Task to complete |
Copy out all lines of the records in which the word "label" appears.

------------------------------------------------------------------------

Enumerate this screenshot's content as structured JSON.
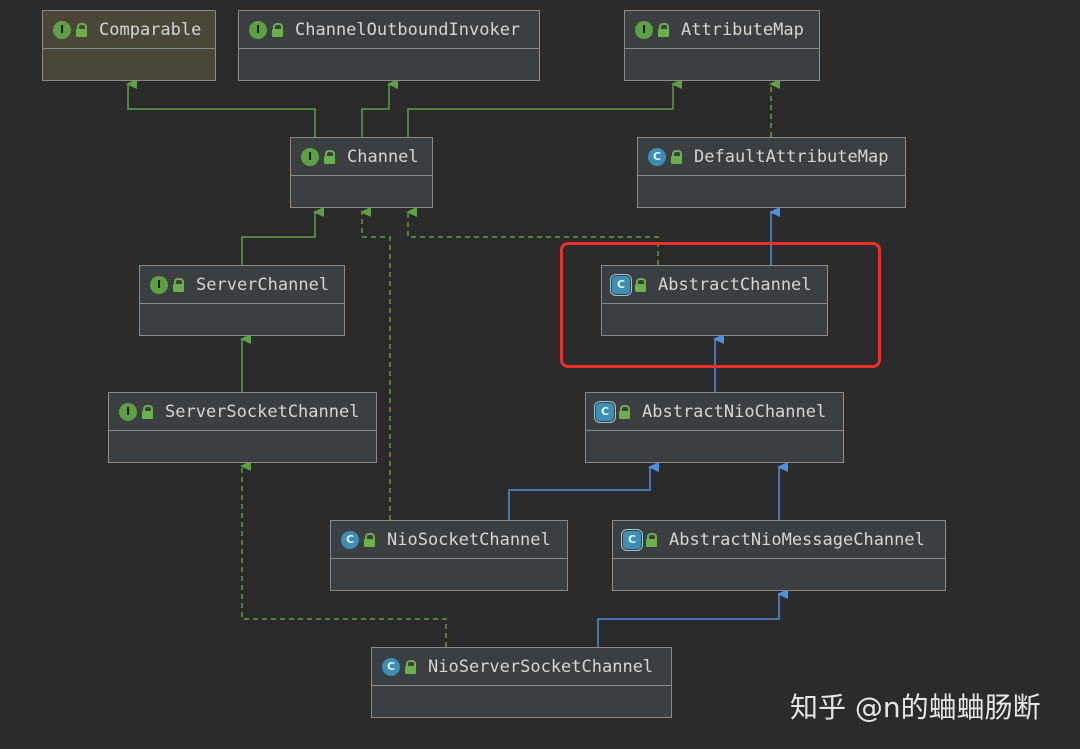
{
  "nodes": {
    "comparable": {
      "label": "Comparable",
      "kind": "I"
    },
    "outbound": {
      "label": "ChannelOutboundInvoker",
      "kind": "I"
    },
    "attributemap": {
      "label": "AttributeMap",
      "kind": "I"
    },
    "channel": {
      "label": "Channel",
      "kind": "I"
    },
    "defaultattributemap": {
      "label": "DefaultAttributeMap",
      "kind": "C"
    },
    "serverchannel": {
      "label": "ServerChannel",
      "kind": "I"
    },
    "abstractchannel": {
      "label": "AbstractChannel",
      "kind": "C"
    },
    "serversocketchannel": {
      "label": "ServerSocketChannel",
      "kind": "I"
    },
    "abstractniochannel": {
      "label": "AbstractNioChannel",
      "kind": "C"
    },
    "niosocketchannel": {
      "label": "NioSocketChannel",
      "kind": "C"
    },
    "abstractniomessagechannel": {
      "label": "AbstractNioMessageChannel",
      "kind": "C"
    },
    "nioserversocketchannel": {
      "label": "NioServerSocketChannel",
      "kind": "C"
    }
  },
  "badge_letters": {
    "interface": "I",
    "class": "C"
  },
  "watermark": "知乎 @n的蛐蛐肠断",
  "colors": {
    "background": "#2b2b2b",
    "extends_interface": "#5f9f45",
    "extends_class": "#4f8fe0",
    "highlight": "#e8302d"
  }
}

------------------------------------------------------------------------

Full output |
      "label": "Comparable",
      "label": "ChannelOutboundInvoker",
      "label": "AttributeMap",
      "label": "Channel",
      "label": "DefaultAttributeMap",
      "label": "ServerChannel",
      "label": "AbstractChannel",
      "label": "ServerSocketChannel",
      "label": "AbstractNioChannel",
      "label": "NioSocketChannel",
      "label": "AbstractNioMessageChannel",
      "label": "NioServerSocketChannel",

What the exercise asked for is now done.